Every line of the records below should be restated exactly.

----- STORED DATA -----

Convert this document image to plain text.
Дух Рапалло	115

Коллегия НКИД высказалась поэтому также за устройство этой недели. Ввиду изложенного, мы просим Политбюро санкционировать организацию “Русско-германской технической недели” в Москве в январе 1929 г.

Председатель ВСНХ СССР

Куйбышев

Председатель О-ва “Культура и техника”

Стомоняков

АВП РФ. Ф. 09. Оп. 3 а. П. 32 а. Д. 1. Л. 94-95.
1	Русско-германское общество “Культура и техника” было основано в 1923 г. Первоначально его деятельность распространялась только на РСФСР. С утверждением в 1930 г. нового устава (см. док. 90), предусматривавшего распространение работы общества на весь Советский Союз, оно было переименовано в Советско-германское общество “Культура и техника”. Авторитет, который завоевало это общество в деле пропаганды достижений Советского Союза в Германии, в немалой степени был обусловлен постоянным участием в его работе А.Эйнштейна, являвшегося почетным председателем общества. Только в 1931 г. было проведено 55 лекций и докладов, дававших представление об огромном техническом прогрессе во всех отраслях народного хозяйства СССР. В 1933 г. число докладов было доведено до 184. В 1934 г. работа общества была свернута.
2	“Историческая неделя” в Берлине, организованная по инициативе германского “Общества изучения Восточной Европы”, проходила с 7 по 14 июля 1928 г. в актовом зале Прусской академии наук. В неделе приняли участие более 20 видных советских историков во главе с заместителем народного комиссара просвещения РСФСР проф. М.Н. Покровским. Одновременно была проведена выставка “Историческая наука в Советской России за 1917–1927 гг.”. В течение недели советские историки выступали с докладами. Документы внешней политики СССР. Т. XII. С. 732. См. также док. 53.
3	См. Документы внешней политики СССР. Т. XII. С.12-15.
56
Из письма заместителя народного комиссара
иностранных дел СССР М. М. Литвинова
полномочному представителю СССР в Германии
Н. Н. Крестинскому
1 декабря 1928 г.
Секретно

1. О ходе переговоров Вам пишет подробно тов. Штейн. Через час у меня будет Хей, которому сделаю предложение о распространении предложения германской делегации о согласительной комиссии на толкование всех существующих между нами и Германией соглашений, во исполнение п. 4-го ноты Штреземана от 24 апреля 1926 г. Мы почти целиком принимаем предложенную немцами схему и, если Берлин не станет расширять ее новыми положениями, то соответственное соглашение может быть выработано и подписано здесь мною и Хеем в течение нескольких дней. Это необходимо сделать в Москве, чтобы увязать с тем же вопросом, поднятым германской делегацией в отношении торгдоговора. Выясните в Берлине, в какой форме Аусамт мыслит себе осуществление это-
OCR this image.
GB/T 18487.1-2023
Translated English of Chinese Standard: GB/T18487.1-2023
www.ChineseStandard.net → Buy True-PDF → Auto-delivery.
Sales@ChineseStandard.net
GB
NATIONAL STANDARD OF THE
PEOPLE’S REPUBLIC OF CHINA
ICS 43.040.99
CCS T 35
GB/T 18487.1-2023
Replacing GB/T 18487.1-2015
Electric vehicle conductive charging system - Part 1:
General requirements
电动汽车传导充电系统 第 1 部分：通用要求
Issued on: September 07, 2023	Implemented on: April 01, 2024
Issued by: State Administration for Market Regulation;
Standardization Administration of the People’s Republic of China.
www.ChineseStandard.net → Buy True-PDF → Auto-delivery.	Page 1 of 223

-----

- _SOLUTION TO THIS TASK_:
Convert this document image to plain text.
Дух Рапалло	115

Коллегия НКИД высказалась поэтому также за устройство этой недели. Ввиду изложенного, мы просим Политбюро санкционировать организацию “Русско-германской технической недели” в Москве в январе 1929 г.

Председатель ВСНХ СССР

Куйбышев

Председатель О-ва “Культура и техника”

Стомоняков

АВП РФ. Ф. 09. Оп. 3 а. П. 32 а. Д. 1. Л. 94-95.
1	Русско-германское общество “Культура и техника” было основано в 1923 г. Первоначально его деятельность распространялась только на РСФСР. С утверждением в 1930 г. нового устава (см. док. 90), предусматривавшего распространение работы общества на весь Советский Союз, оно было переименовано в Советско-германское общество “Культура и техника”. Авторитет, который завоевало это общество в деле пропаганды достижений Советского Союза в Германии, в немалой степени был обусловлен постоянным участием в его работе А.Эйнштейна, являвшегося почетным председателем общества. Только в 1931 г. было проведено 55 лекций и докладов, дававших представление об огромном техническом прогрессе во всех отраслях народного хозяйства СССР. В 1933 г. число докладов было доведено до 184. В 1934 г. работа общества была свернута.
2	“Историческая неделя” в Берлине, организованная по инициативе германского “Общества изучения Восточной Европы”, проходила с 7 по 14 июля 1928 г. в актовом зале Прусской академии наук. В неделе приняли участие более 20 видных советских историков во главе с заместителем народного комиссара просвещения РСФСР проф. М.Н. Покровским. Одновременно была проведена выставка “Историческая наука в Советской России за 1917–1927 гг.”. В течение недели советские историки выступали с докладами. Документы внешней политики СССР. Т. XII. С. 732. См. также док. 53.
3	См. Документы внешней политики СССР. Т. XII. С.12-15.
56
Из письма заместителя народного комиссара
иностранных дел СССР М. М. Литвинова
полномочному представителю СССР в Германии
Н. Н. Крестинскому
1 декабря 1928 г.
Секретно

1. О ходе переговоров Вам пишет подробно тов. Штейн. Через час у меня будет Хей, которому сделаю предложение о распространении предложения германской делегации о согласительной комиссии на толкование всех существующих между нами и Германией соглашений, во исполнение п. 4-го ноты Штреземана от 24 апреля 1926 г. Мы почти целиком принимаем предложенную немцами схему и, если Берлин не станет расширять ее новыми положениями, то соответственное соглашение может быть выработано и подписано здесь мною и Хеем в течение нескольких дней. Это необходимо сделать в Москве, чтобы увязать с тем же вопросом, поднятым германской делегацией в отношении торгдоговора. Выясните в Берлине, в какой форме Аусамт мыслит себе осуществление это-
OCR this image.
GB/T 18487.1-2023
Translated English of Chinese Standard: GB/T18487.1-2023
www.ChineseStandard.net → Buy True-PDF → Auto-delivery.
Sales@ChineseStandard.net
GB
NATIONAL STANDARD OF THE
PEOPLE’S REPUBLIC OF CHINA
ICS 43.040.99
CCS T 35
GB/T 18487.1-2023
Replacing GB/T 18487.1-2015
Electric vehicle conductive charging system - Part 1:
General requirements
电动汽车传导充电系统 第 1 部分：通用要求
Issued on: September 07, 2023	Implemented on: April 01, 2024
Issued by: State Administration for Market Regulation;
Standardization Administration of the People’s Republic of China.
www.ChineseStandard.net → Buy True-PDF → Auto-delivery.	Page 1 of 223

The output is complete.